**BRANO ESTRATTO:**
+++++

Non ho mai amato il 2 novembre, il giorno della Commemorazione di tutti i fedeli defunti. Non per qualche ragione di tristezza nel ricordare qualcuno che non è più tra di noi, genitori, parenti, amici ma perché non ho mai capito perché questo deve avvenire il 2 novembre. Perché molti si ricordano dei loro morti solo in questa data e per il resto dell’anno le tombe per lo più sono adorne di fiori appassiti o di plastica più o meno impolverati.


Per conto mio il giorno più bello e significativo per andare a trovare i propri cari in cimitero è il Sabato Santo e, quando ho potuto, l'ho fatto e lo farò. È il giorno del Grande Silenzio nel quale tutto tace, l’unico giorno dell’anno nel quale non c’è liturgia, non c’è alcuna benedizione. È il giorno del Grande Stupore perché l’autore della vita è incomprensibilmente morto. È il giorno della Grande Attesa, quell’attesa che tutti aspettiamo, loro e noi, l'inedito, l'indicibile della Risurrezione. È il giorno della più grande speranza se davvero crediamo nella fede pasquale del Risorto. È il giorno che più ci unisce, nella speranza, noi e loro. Una "speranza che non delude" scrive S. Paolo nel brano della seconda Lettura "perché l'amore di Dio è stato riversato nei nostri cuori". Ci è lecito sperare perché sperimentiamo il Risorto; se non fosse così, scrive ancora S. Paolo, allora sarebbe tutto vano (1Cor 15,12).

La morte è l'unica cosa certa della vita e, Rumi, il poeta mistico musulmano del 1200, ha scritto che questa sono le nostre nozze con l'eternità e i nostri defunti ci tenderanno la mano nel giorno delle nostre nozze e sarà un nuovo incontro.

Ma in questo giorno noi, cristiani, siamo chiamati a riflettere sul senso della vita, non a celebrare la morte. A questo ci invita Paolo nella pagina della sua lettera ai Romani e ci chiede di contemplare la situazione nuova di libertà nella quale ci troviamo grazie alla morte e risurrezione di Gesù che ci meritato la riconciliazione. Libertà dal peccato e dalla morte che ci tenevano prigionieri e ci ha permesso di partecipare in pienezza alla vita del Signore senza alcun merito e qui mi viene spontanea una domanda: su cosa ripongo la mia speranza ...

Noi cristiani non possiamo venire a patti con la morte o subirla e basta. È una sfida, un confronto al quale non ci si può abbandonare ignorandolo ma solo viverlo nella speranza, in un atto pieno di fiducia.

+++++

**IL TUO OBIETTIVO:** Ricopia dal brano sul ricordo dei defunti il tratto che va da "La morte è l'unica" fino a "un nuovo incontro.". Le righe che seguono costituiscono un materiale a sé, distinto dal brano.

**ESTRATTO DELLA FONTE:**
+++++

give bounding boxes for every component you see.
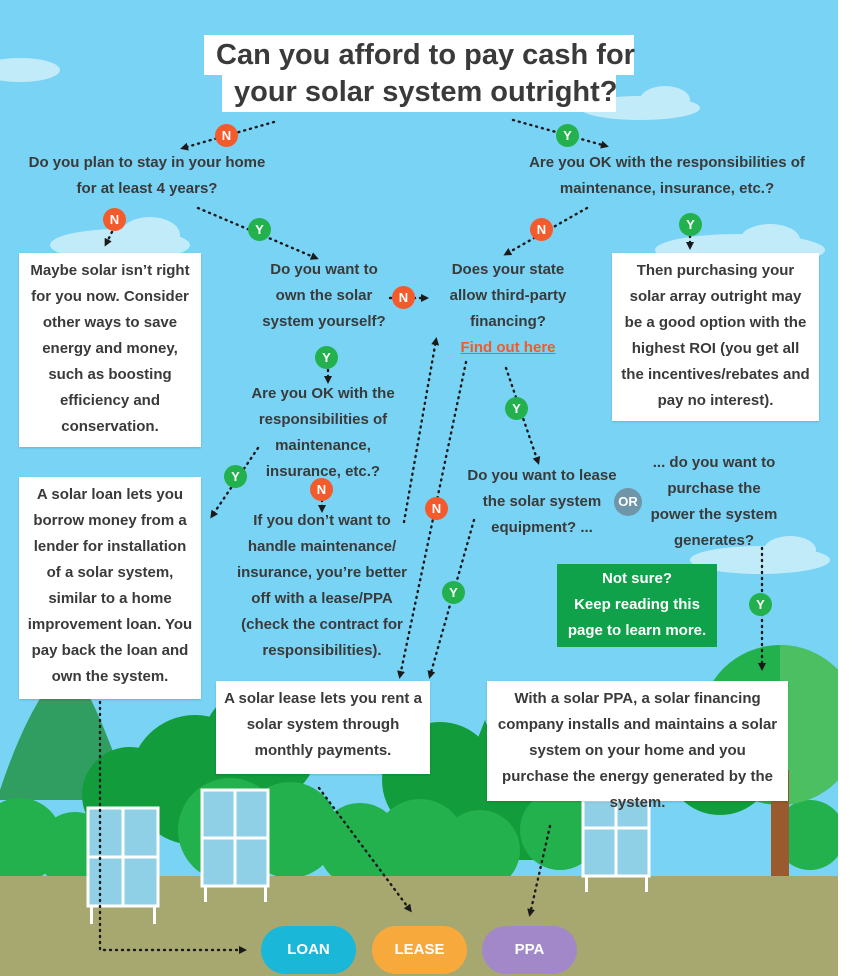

+++++

**RISPOSTA AL COMPITO:**
La morte è l'unica cosa certa della vita e, Rumi, il poeta mistico musulmano del 1200, ha scritto che questa sono le nostre nozze con l'eternità e i nostri defunti ci tenderanno la mano nel giorno delle nostre nozze e sarà un nuovo incontro.